── Raw records
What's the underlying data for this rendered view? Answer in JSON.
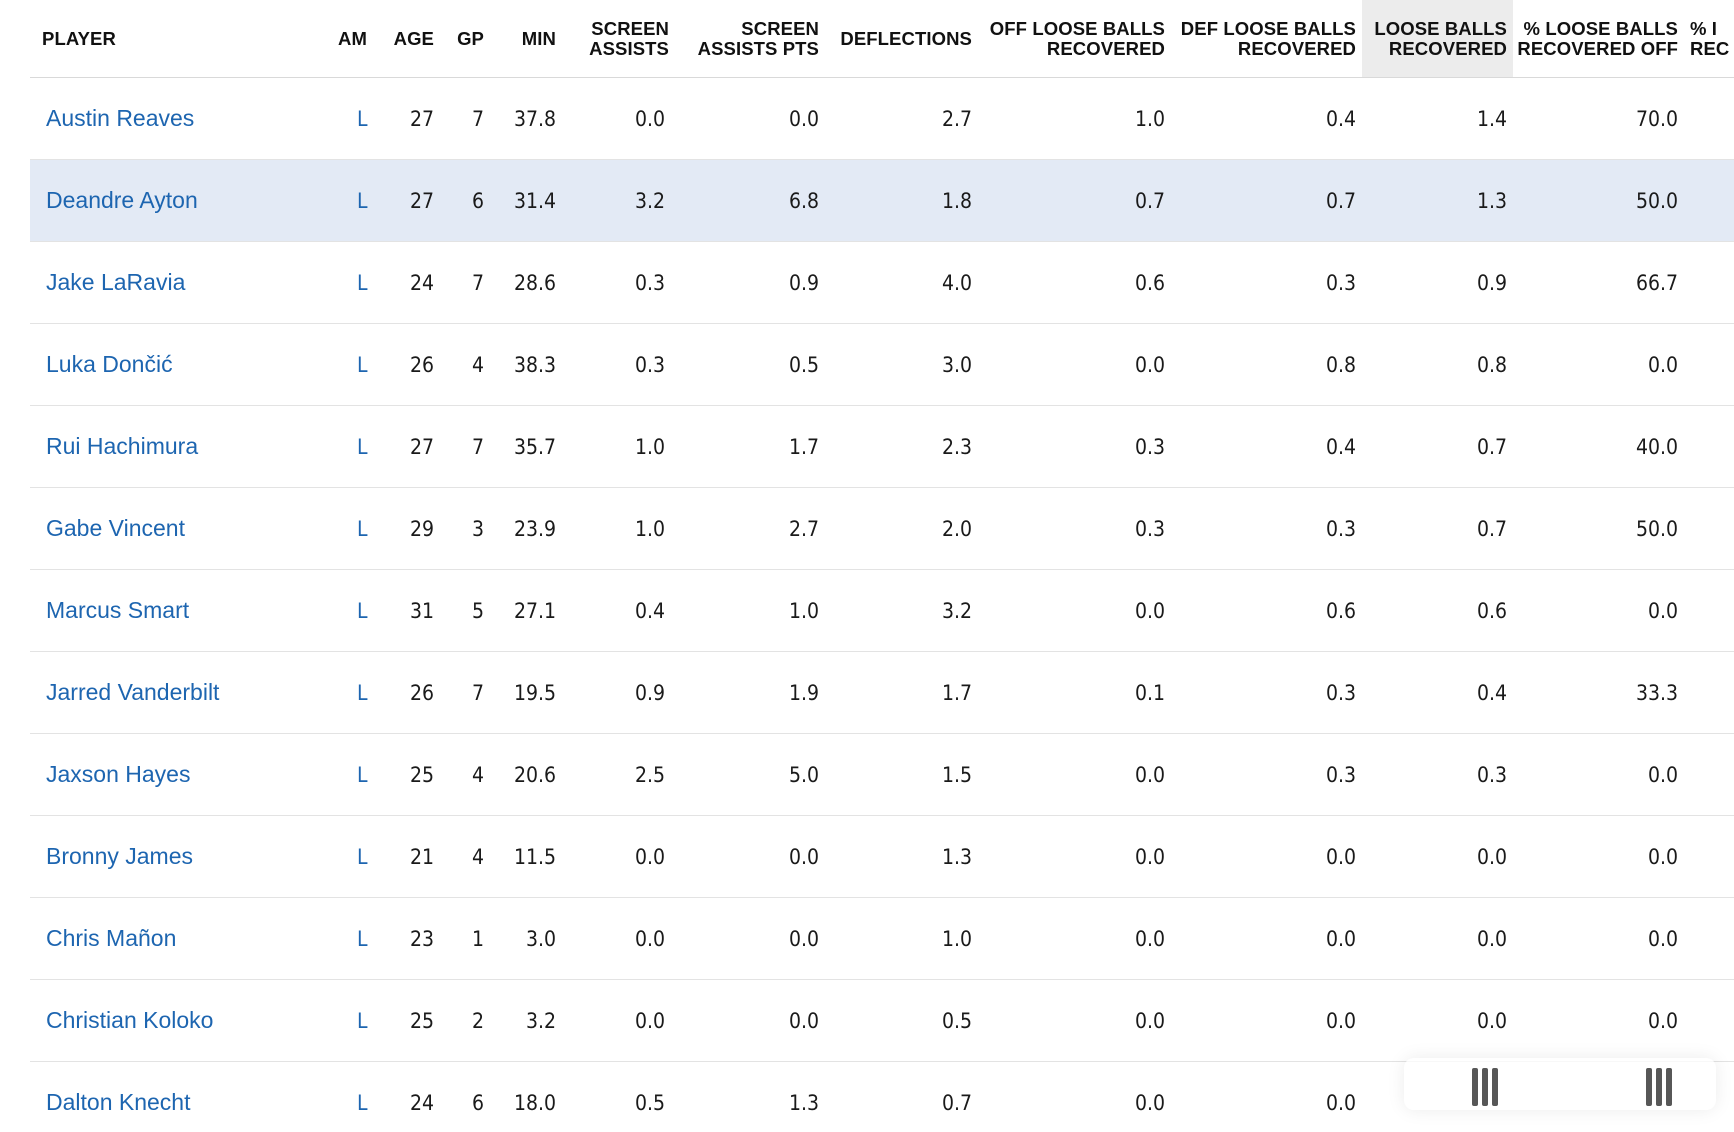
{
  "table": {
    "columns": [
      {
        "key": "player",
        "label_lines": [
          "PLAYER"
        ]
      },
      {
        "key": "team",
        "label_lines": [
          "AM"
        ]
      },
      {
        "key": "age",
        "label_lines": [
          "AGE"
        ]
      },
      {
        "key": "gp",
        "label_lines": [
          "GP"
        ]
      },
      {
        "key": "min",
        "label_lines": [
          "MIN"
        ]
      },
      {
        "key": "screen_assists",
        "label_lines": [
          "SCREEN",
          "ASSISTS"
        ]
      },
      {
        "key": "screen_assists_pts",
        "label_lines": [
          "SCREEN",
          "ASSISTS PTS"
        ]
      },
      {
        "key": "deflections",
        "label_lines": [
          "DEFLECTIONS"
        ]
      },
      {
        "key": "off_loose_balls",
        "label_lines": [
          "OFF LOOSE BALLS",
          "RECOVERED"
        ]
      },
      {
        "key": "def_loose_balls",
        "label_lines": [
          "DEF LOOSE BALLS",
          "RECOVERED"
        ]
      },
      {
        "key": "loose_balls",
        "label_lines": [
          "LOOSE BALLS",
          "RECOVERED"
        ],
        "sorted": true
      },
      {
        "key": "pct_loose_off",
        "label_lines": [
          "% LOOSE BALLS",
          "RECOVERED OFF"
        ]
      },
      {
        "key": "pct_loose_def",
        "label_lines": [
          "% I",
          "REC"
        ]
      }
    ],
    "rows": [
      {
        "player": "Austin Reaves",
        "team": "L",
        "age": "27",
        "gp": "7",
        "min": "37.8",
        "screen_assists": "0.0",
        "screen_assists_pts": "0.0",
        "deflections": "2.7",
        "off_loose_balls": "1.0",
        "def_loose_balls": "0.4",
        "loose_balls": "1.4",
        "pct_loose_off": "70.0"
      },
      {
        "player": "Deandre Ayton",
        "team": "L",
        "age": "27",
        "gp": "6",
        "min": "31.4",
        "screen_assists": "3.2",
        "screen_assists_pts": "6.8",
        "deflections": "1.8",
        "off_loose_balls": "0.7",
        "def_loose_balls": "0.7",
        "loose_balls": "1.3",
        "pct_loose_off": "50.0",
        "highlighted": true
      },
      {
        "player": "Jake LaRavia",
        "team": "L",
        "age": "24",
        "gp": "7",
        "min": "28.6",
        "screen_assists": "0.3",
        "screen_assists_pts": "0.9",
        "deflections": "4.0",
        "off_loose_balls": "0.6",
        "def_loose_balls": "0.3",
        "loose_balls": "0.9",
        "pct_loose_off": "66.7"
      },
      {
        "player": "Luka Dončić",
        "team": "L",
        "age": "26",
        "gp": "4",
        "min": "38.3",
        "screen_assists": "0.3",
        "screen_assists_pts": "0.5",
        "deflections": "3.0",
        "off_loose_balls": "0.0",
        "def_loose_balls": "0.8",
        "loose_balls": "0.8",
        "pct_loose_off": "0.0"
      },
      {
        "player": "Rui Hachimura",
        "team": "L",
        "age": "27",
        "gp": "7",
        "min": "35.7",
        "screen_assists": "1.0",
        "screen_assists_pts": "1.7",
        "deflections": "2.3",
        "off_loose_balls": "0.3",
        "def_loose_balls": "0.4",
        "loose_balls": "0.7",
        "pct_loose_off": "40.0"
      },
      {
        "player": "Gabe Vincent",
        "team": "L",
        "age": "29",
        "gp": "3",
        "min": "23.9",
        "screen_assists": "1.0",
        "screen_assists_pts": "2.7",
        "deflections": "2.0",
        "off_loose_balls": "0.3",
        "def_loose_balls": "0.3",
        "loose_balls": "0.7",
        "pct_loose_off": "50.0"
      },
      {
        "player": "Marcus Smart",
        "team": "L",
        "age": "31",
        "gp": "5",
        "min": "27.1",
        "screen_assists": "0.4",
        "screen_assists_pts": "1.0",
        "deflections": "3.2",
        "off_loose_balls": "0.0",
        "def_loose_balls": "0.6",
        "loose_balls": "0.6",
        "pct_loose_off": "0.0"
      },
      {
        "player": "Jarred Vanderbilt",
        "team": "L",
        "age": "26",
        "gp": "7",
        "min": "19.5",
        "screen_assists": "0.9",
        "screen_assists_pts": "1.9",
        "deflections": "1.7",
        "off_loose_balls": "0.1",
        "def_loose_balls": "0.3",
        "loose_balls": "0.4",
        "pct_loose_off": "33.3"
      },
      {
        "player": "Jaxson Hayes",
        "team": "L",
        "age": "25",
        "gp": "4",
        "min": "20.6",
        "screen_assists": "2.5",
        "screen_assists_pts": "5.0",
        "deflections": "1.5",
        "off_loose_balls": "0.0",
        "def_loose_balls": "0.3",
        "loose_balls": "0.3",
        "pct_loose_off": "0.0"
      },
      {
        "player": "Bronny James",
        "team": "L",
        "age": "21",
        "gp": "4",
        "min": "11.5",
        "screen_assists": "0.0",
        "screen_assists_pts": "0.0",
        "deflections": "1.3",
        "off_loose_balls": "0.0",
        "def_loose_balls": "0.0",
        "loose_balls": "0.0",
        "pct_loose_off": "0.0"
      },
      {
        "player": "Chris Mañon",
        "team": "L",
        "age": "23",
        "gp": "1",
        "min": "3.0",
        "screen_assists": "0.0",
        "screen_assists_pts": "0.0",
        "deflections": "1.0",
        "off_loose_balls": "0.0",
        "def_loose_balls": "0.0",
        "loose_balls": "0.0",
        "pct_loose_off": "0.0"
      },
      {
        "player": "Christian Koloko",
        "team": "L",
        "age": "25",
        "gp": "2",
        "min": "3.2",
        "screen_assists": "0.0",
        "screen_assists_pts": "0.0",
        "deflections": "0.5",
        "off_loose_balls": "0.0",
        "def_loose_balls": "0.0",
        "loose_balls": "0.0",
        "pct_loose_off": "0.0"
      },
      {
        "player": "Dalton Knecht",
        "team": "L",
        "age": "24",
        "gp": "6",
        "min": "18.0",
        "screen_assists": "0.5",
        "screen_assists_pts": "1.3",
        "deflections": "0.7",
        "off_loose_balls": "0.0",
        "def_loose_balls": "0.0",
        "loose_balls": "",
        "pct_loose_off": ""
      }
    ]
  },
  "colors": {
    "link": "#1d65b0",
    "highlight_row": "#e3eaf5",
    "sorted_header": "#ececec"
  },
  "icons": {
    "scroll_grip": "scroll-grip-icon"
  }
}
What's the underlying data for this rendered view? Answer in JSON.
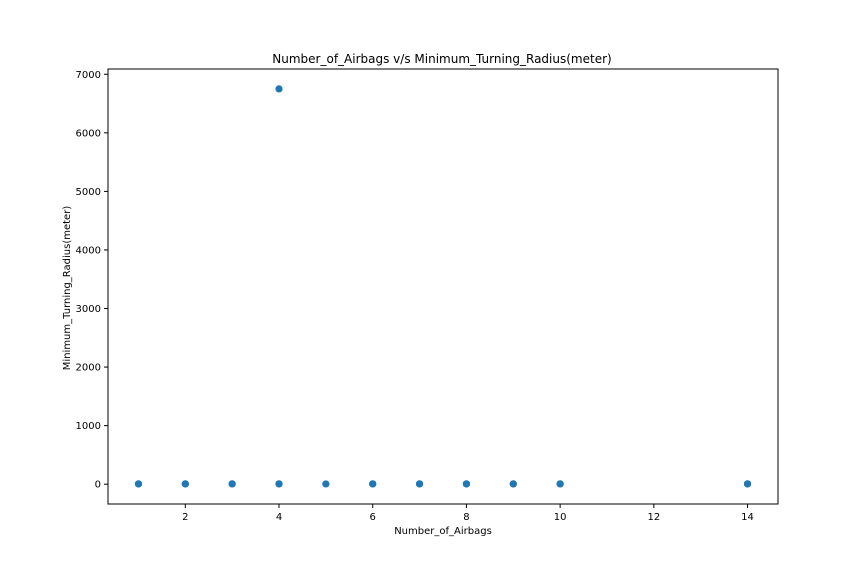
{
  "chart_data": {
    "type": "scatter",
    "title": "Number_of_Airbags v/s Minimum_Turning_Radius(meter)",
    "xlabel": "Number_of_Airbags",
    "ylabel": "Minimum_Turning_Radius(meter)",
    "xlim": [
      0.35,
      14.65
    ],
    "ylim": [
      -338,
      7090
    ],
    "xticks": [
      2,
      4,
      6,
      8,
      10,
      12,
      14
    ],
    "yticks": [
      0,
      1000,
      2000,
      3000,
      4000,
      5000,
      6000,
      7000
    ],
    "grid": false,
    "marker_color": "#1f77b4",
    "points": [
      {
        "x": 1,
        "y": 5
      },
      {
        "x": 1,
        "y": 6
      },
      {
        "x": 2,
        "y": 5
      },
      {
        "x": 2,
        "y": 6
      },
      {
        "x": 3,
        "y": 5
      },
      {
        "x": 3,
        "y": 6
      },
      {
        "x": 4,
        "y": 5
      },
      {
        "x": 4,
        "y": 6
      },
      {
        "x": 4,
        "y": 6750
      },
      {
        "x": 5,
        "y": 5
      },
      {
        "x": 6,
        "y": 5
      },
      {
        "x": 6,
        "y": 6
      },
      {
        "x": 7,
        "y": 5
      },
      {
        "x": 7,
        "y": 6
      },
      {
        "x": 8,
        "y": 5
      },
      {
        "x": 8,
        "y": 6
      },
      {
        "x": 9,
        "y": 5
      },
      {
        "x": 9,
        "y": 6
      },
      {
        "x": 10,
        "y": 5
      },
      {
        "x": 10,
        "y": 6
      },
      {
        "x": 14,
        "y": 5
      },
      {
        "x": 14,
        "y": 6
      }
    ]
  }
}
────
Only lines with the word "meter" are wanted, so copy each one from the records.

    "title": "Number_of_Airbags v/s Minimum_Turning_Radius(meter)",
    "ylabel": "Minimum_Turning_Radius(meter)",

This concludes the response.